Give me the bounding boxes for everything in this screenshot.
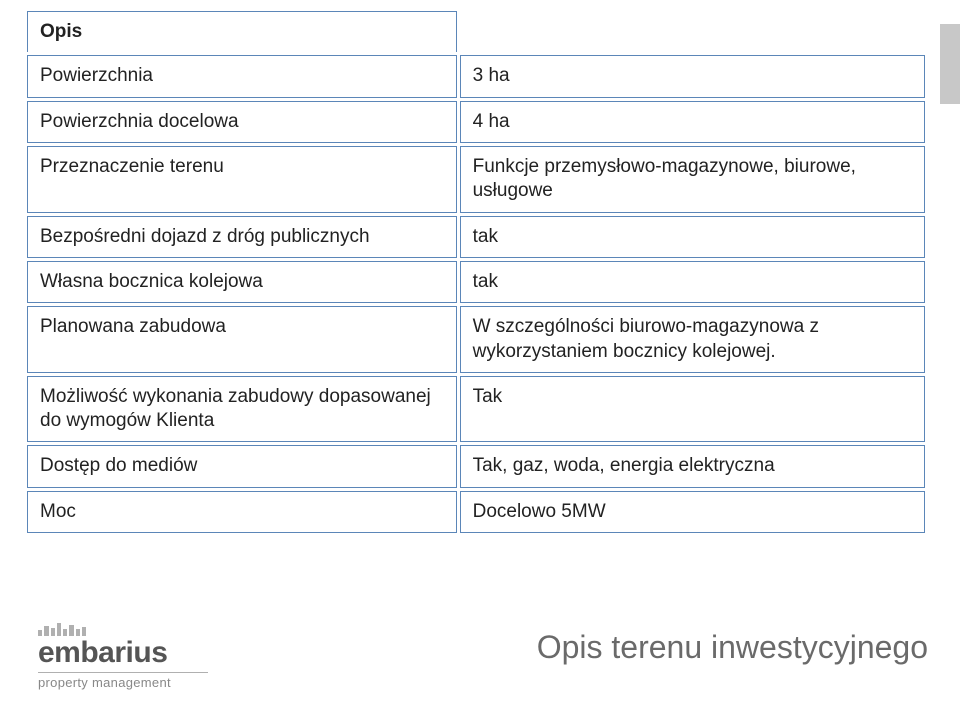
row-label: Dostęp do mediów	[27, 445, 457, 487]
row-value: Docelowo 5MW	[460, 491, 925, 533]
brand-name: embarius	[38, 638, 208, 668]
brand-divider	[38, 672, 208, 674]
brand-tagline: property management	[38, 675, 208, 690]
row-value: 4 ha	[460, 101, 925, 143]
brand-bars-icon	[38, 622, 86, 636]
row-value: W szczególności biurowo-magazynowa z wyk…	[460, 306, 925, 373]
row-label: Możliwość wykonania zabudowy dopasowanej…	[27, 376, 457, 443]
table-row: Możliwość wykonania zabudowy dopasowanej…	[27, 376, 925, 443]
row-value: Tak, gaz, woda, energia elektryczna	[460, 445, 925, 487]
row-label: Przeznaczenie terenu	[27, 146, 457, 213]
side-accent-bar	[940, 24, 960, 104]
page: Opis Powierzchnia 3 ha Powierzchnia doce…	[0, 0, 960, 720]
spec-table-container: Opis Powierzchnia 3 ha Powierzchnia doce…	[24, 8, 928, 536]
page-title: Opis terenu inwestycyjnego	[537, 629, 928, 666]
row-label: Bezpośredni dojazd z dróg publicznych	[27, 216, 457, 258]
table-row: Bezpośredni dojazd z dróg publicznych ta…	[27, 216, 925, 258]
row-value: tak	[460, 261, 925, 303]
table-row: Moc Docelowo 5MW	[27, 491, 925, 533]
table-row: Dostęp do mediów Tak, gaz, woda, energia…	[27, 445, 925, 487]
table-header-label: Opis	[27, 11, 457, 52]
row-label: Planowana zabudowa	[27, 306, 457, 373]
row-value: Funkcje przemysłowo-magazynowe, biurowe,…	[460, 146, 925, 213]
row-label: Powierzchnia	[27, 55, 457, 97]
row-value: tak	[460, 216, 925, 258]
table-row: Powierzchnia docelowa 4 ha	[27, 101, 925, 143]
table-row: Planowana zabudowa W szczególności biuro…	[27, 306, 925, 373]
table-row: Powierzchnia 3 ha	[27, 55, 925, 97]
table-header-spacer	[460, 11, 925, 52]
table-row: Przeznaczenie terenu Funkcje przemysłowo…	[27, 146, 925, 213]
spec-table: Opis Powierzchnia 3 ha Powierzchnia doce…	[24, 8, 928, 536]
row-value: Tak	[460, 376, 925, 443]
row-value: 3 ha	[460, 55, 925, 97]
row-label: Powierzchnia docelowa	[27, 101, 457, 143]
row-label: Moc	[27, 491, 457, 533]
table-row: Własna bocznica kolejowa tak	[27, 261, 925, 303]
row-label: Własna bocznica kolejowa	[27, 261, 457, 303]
brand-logo: embarius property management	[38, 622, 208, 691]
table-header-row: Opis	[27, 11, 925, 52]
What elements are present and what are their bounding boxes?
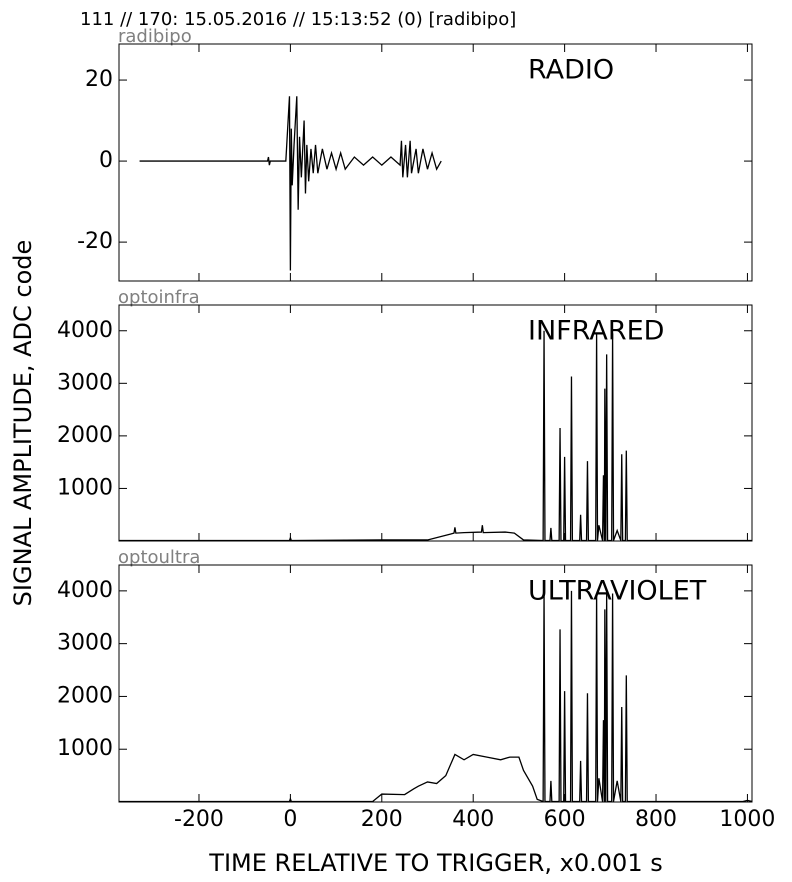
plot-frame bbox=[118, 304, 753, 542]
x-tick-label: 800 bbox=[635, 807, 677, 832]
x-tick-label: -200 bbox=[174, 807, 224, 832]
annotation: RADIO bbox=[528, 55, 614, 86]
panel-label: radibipo bbox=[118, 26, 192, 47]
y-tick-label: 4000 bbox=[57, 318, 113, 343]
panel: optoultraULTRAVIOLET1000200030004000-200… bbox=[57, 547, 775, 832]
plot-frame bbox=[118, 564, 753, 803]
signal-line bbox=[119, 590, 752, 802]
panel-label: optoultra bbox=[118, 547, 200, 568]
signal-line bbox=[139, 96, 442, 271]
figure-title: 111 // 170: 15.05.2016 // 15:13:52 (0) [… bbox=[80, 9, 516, 30]
y-tick-label: 4000 bbox=[57, 578, 113, 603]
signal-line bbox=[119, 330, 752, 541]
x-tick-label: 1000 bbox=[719, 807, 775, 832]
y-axis-label: SIGNAL AMPLITUDE, ADC code bbox=[9, 240, 37, 607]
x-tick-label: 400 bbox=[452, 807, 494, 832]
x-tick-label: 600 bbox=[544, 807, 586, 832]
y-tick-label: 0 bbox=[99, 148, 113, 173]
y-tick-label: 3000 bbox=[57, 631, 113, 656]
y-tick-label: 1000 bbox=[57, 736, 113, 761]
annotation: ULTRAVIOLET bbox=[528, 576, 707, 607]
y-tick-label: 2000 bbox=[57, 423, 113, 448]
y-tick-label: 20 bbox=[85, 67, 113, 92]
y-tick-label: 3000 bbox=[57, 370, 113, 395]
x-tick-label: 200 bbox=[361, 807, 403, 832]
y-tick-label: -20 bbox=[77, 229, 113, 254]
y-tick-label: 2000 bbox=[57, 683, 113, 708]
panel-label: optoinfra bbox=[118, 287, 200, 308]
x-axis-label: TIME RELATIVE TO TRIGGER, x0.001 s bbox=[208, 849, 662, 877]
plot-frame bbox=[118, 43, 753, 282]
x-tick-label: 0 bbox=[283, 807, 297, 832]
panel: radibipo RADIO -20 0 20 bbox=[77, 26, 753, 282]
y-tick-label: 1000 bbox=[57, 475, 113, 500]
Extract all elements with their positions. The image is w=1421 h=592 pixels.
+ + + + +
WORK REQUIRED -
Copy all of the material above exactly, line for line, and leave out the pictures.

WRITTEN REPLY -
Give me the bounding boxes for everything in this screenshot.
row-label: Dostęp do mediów	[27, 445, 457, 487]
row-value: Docelowo 5MW	[460, 491, 925, 533]
brand-name: embarius	[38, 638, 208, 668]
brand-divider	[38, 672, 208, 674]
brand-tagline: property management	[38, 675, 208, 690]
row-value: 4 ha	[460, 101, 925, 143]
brand-bars-icon	[38, 622, 86, 636]
row-value: W szczególności biurowo-magazynowa z wyk…	[460, 306, 925, 373]
row-label: Możliwość wykonania zabudowy dopasowanej…	[27, 376, 457, 443]
table-row: Możliwość wykonania zabudowy dopasowanej…	[27, 376, 925, 443]
row-value: Tak, gaz, woda, energia elektryczna	[460, 445, 925, 487]
row-label: Przeznaczenie terenu	[27, 146, 457, 213]
side-accent-bar	[940, 24, 960, 104]
page: Opis Powierzchnia 3 ha Powierzchnia doce…	[0, 0, 960, 720]
spec-table-container: Opis Powierzchnia 3 ha Powierzchnia doce…	[24, 8, 928, 536]
page-title: Opis terenu inwestycyjnego	[537, 629, 928, 666]
row-label: Bezpośredni dojazd z dróg publicznych	[27, 216, 457, 258]
table-row: Bezpośredni dojazd z dróg publicznych ta…	[27, 216, 925, 258]
row-value: tak	[460, 261, 925, 303]
table-row: Moc Docelowo 5MW	[27, 491, 925, 533]
table-row: Dostęp do mediów Tak, gaz, woda, energia…	[27, 445, 925, 487]
table-header-label: Opis	[27, 11, 457, 52]
row-label: Planowana zabudowa	[27, 306, 457, 373]
row-value: Funkcje przemysłowo-magazynowe, biurowe,…	[460, 146, 925, 213]
row-label: Powierzchnia	[27, 55, 457, 97]
row-value: tak	[460, 216, 925, 258]
table-row: Powierzchnia docelowa 4 ha	[27, 101, 925, 143]
table-row: Planowana zabudowa W szczególności biuro…	[27, 306, 925, 373]
table-row: Powierzchnia 3 ha	[27, 55, 925, 97]
table-header-spacer	[460, 11, 925, 52]
table-row: Przeznaczenie terenu Funkcje przemysłowo…	[27, 146, 925, 213]
spec-table: Opis Powierzchnia 3 ha Powierzchnia doce…	[24, 8, 928, 536]
row-value: Tak	[460, 376, 925, 443]
row-value: 3 ha	[460, 55, 925, 97]
row-label: Powierzchnia docelowa	[27, 101, 457, 143]
row-label: Moc	[27, 491, 457, 533]
table-row: Własna bocznica kolejowa tak	[27, 261, 925, 303]
row-label: Własna bocznica kolejowa	[27, 261, 457, 303]
brand-logo: embarius property management	[38, 622, 208, 691]
table-header-row: Opis	[27, 11, 925, 52]
What elements are present and what are their bounding boxes?
plot-frame bbox=[118, 304, 753, 542]
x-tick-label: 800 bbox=[635, 807, 677, 832]
x-tick-label: -200 bbox=[174, 807, 224, 832]
annotation: RADIO bbox=[528, 55, 614, 86]
panel-label: radibipo bbox=[118, 26, 192, 47]
y-tick-label: 4000 bbox=[57, 318, 113, 343]
panel: optoultraULTRAVIOLET1000200030004000-200… bbox=[57, 547, 775, 832]
plot-frame bbox=[118, 564, 753, 803]
signal-line bbox=[119, 590, 752, 802]
panel-label: optoultra bbox=[118, 547, 200, 568]
signal-line bbox=[139, 96, 442, 271]
figure-title: 111 // 170: 15.05.2016 // 15:13:52 (0) [… bbox=[80, 9, 516, 30]
y-tick-label: 4000 bbox=[57, 578, 113, 603]
signal-line bbox=[119, 330, 752, 541]
x-tick-label: 1000 bbox=[719, 807, 775, 832]
y-axis-label: SIGNAL AMPLITUDE, ADC code bbox=[9, 240, 37, 607]
x-tick-label: 400 bbox=[452, 807, 494, 832]
x-tick-label: 600 bbox=[544, 807, 586, 832]
y-tick-label: 0 bbox=[99, 148, 113, 173]
y-tick-label: 3000 bbox=[57, 631, 113, 656]
y-tick-label: 1000 bbox=[57, 736, 113, 761]
annotation: ULTRAVIOLET bbox=[528, 576, 707, 607]
y-tick-label: 2000 bbox=[57, 423, 113, 448]
y-tick-label: 20 bbox=[85, 67, 113, 92]
y-tick-label: 3000 bbox=[57, 370, 113, 395]
x-tick-label: 200 bbox=[361, 807, 403, 832]
y-tick-label: -20 bbox=[77, 229, 113, 254]
y-tick-label: 2000 bbox=[57, 683, 113, 708]
panel-label: optoinfra bbox=[118, 287, 200, 308]
x-axis-label: TIME RELATIVE TO TRIGGER, x0.001 s bbox=[208, 849, 662, 877]
plot-frame bbox=[118, 43, 753, 282]
x-tick-label: 0 bbox=[283, 807, 297, 832]
panel: radibipo RADIO -20 0 20 bbox=[77, 26, 753, 282]
y-tick-label: 1000 bbox=[57, 475, 113, 500]
Extract all elements with their positions. The image is w=1421 h=592 pixels.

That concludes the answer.